[Work to do]
Copy out all of the data exactly as it appears.

───── Given records ─────

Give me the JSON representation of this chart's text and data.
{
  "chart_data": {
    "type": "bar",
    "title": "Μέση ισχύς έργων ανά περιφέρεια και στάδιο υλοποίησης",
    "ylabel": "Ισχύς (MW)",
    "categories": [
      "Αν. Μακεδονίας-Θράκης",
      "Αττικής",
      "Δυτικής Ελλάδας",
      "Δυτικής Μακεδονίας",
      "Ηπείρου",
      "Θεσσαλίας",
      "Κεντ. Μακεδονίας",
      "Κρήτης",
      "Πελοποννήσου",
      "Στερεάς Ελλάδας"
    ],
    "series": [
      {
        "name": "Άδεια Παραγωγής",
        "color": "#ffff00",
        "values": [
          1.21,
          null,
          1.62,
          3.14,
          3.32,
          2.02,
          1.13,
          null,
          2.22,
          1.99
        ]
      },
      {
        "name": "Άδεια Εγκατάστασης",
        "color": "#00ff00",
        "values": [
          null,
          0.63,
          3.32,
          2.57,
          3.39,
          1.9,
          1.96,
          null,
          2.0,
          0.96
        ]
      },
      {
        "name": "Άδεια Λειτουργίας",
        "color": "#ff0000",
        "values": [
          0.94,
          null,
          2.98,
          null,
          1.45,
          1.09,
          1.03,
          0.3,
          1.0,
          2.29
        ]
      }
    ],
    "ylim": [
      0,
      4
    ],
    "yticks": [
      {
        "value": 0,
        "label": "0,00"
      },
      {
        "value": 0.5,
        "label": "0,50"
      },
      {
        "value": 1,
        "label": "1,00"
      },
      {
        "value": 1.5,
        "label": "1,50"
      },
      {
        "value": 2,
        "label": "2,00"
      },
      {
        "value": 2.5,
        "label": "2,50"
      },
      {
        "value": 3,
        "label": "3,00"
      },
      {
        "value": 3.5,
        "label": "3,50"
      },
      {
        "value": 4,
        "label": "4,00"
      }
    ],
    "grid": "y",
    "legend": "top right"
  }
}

─────

[Answer to the problem]
Give me the JSON representation of this chart's text and data.
{
  "chart_data": {
    "type": "bar",
    "title": "Μέση ισχύς έργων ανά περιφέρεια και στάδιο υλοποίησης",
    "ylabel": "Ισχύς (MW)",
    "categories": [
      "Αν. Μακεδονίας-Θράκης",
      "Αττικής",
      "Δυτικής Ελλάδας",
      "Δυτικής Μακεδονίας",
      "Ηπείρου",
      "Θεσσαλίας",
      "Κεντ. Μακεδονίας",
      "Κρήτης",
      "Πελοποννήσου",
      "Στερεάς Ελλάδας"
    ],
    "series": [
      {
        "name": "Άδεια Παραγωγής",
        "color": "#ffff00",
        "values": [
          1.21,
          null,
          1.62,
          3.14,
          3.32,
          2.02,
          1.13,
          null,
          2.22,
          1.99
        ]
      },
      {
        "name": "Άδεια Εγκατάστασης",
        "color": "#00ff00",
        "values": [
          null,
          0.63,
          3.32,
          2.57,
          3.39,
          1.9,
          1.96,
          null,
          2.0,
          0.96
        ]
      },
      {
        "name": "Άδεια Λειτουργίας",
        "color": "#ff0000",
        "values": [
          0.94,
          null,
          2.98,
          null,
          1.45,
          1.09,
          1.03,
          0.3,
          1.0,
          2.29
        ]
      }
    ],
    "ylim": [
      0,
      4
    ],
    "yticks": [
      {
        "value": 0,
        "label": "0,00"
      },
      {
        "value": 0.5,
        "label": "0,50"
      },
      {
        "value": 1,
        "label": "1,00"
      },
      {
        "value": 1.5,
        "label": "1,50"
      },
      {
        "value": 2,
        "label": "2,00"
      },
      {
        "value": 2.5,
        "label": "2,50"
      },
      {
        "value": 3,
        "label": "3,00"
      },
      {
        "value": 3.5,
        "label": "3,50"
      },
      {
        "value": 4,
        "label": "4,00"
      }
    ],
    "grid": "y",
    "legend": "top right"
  }
}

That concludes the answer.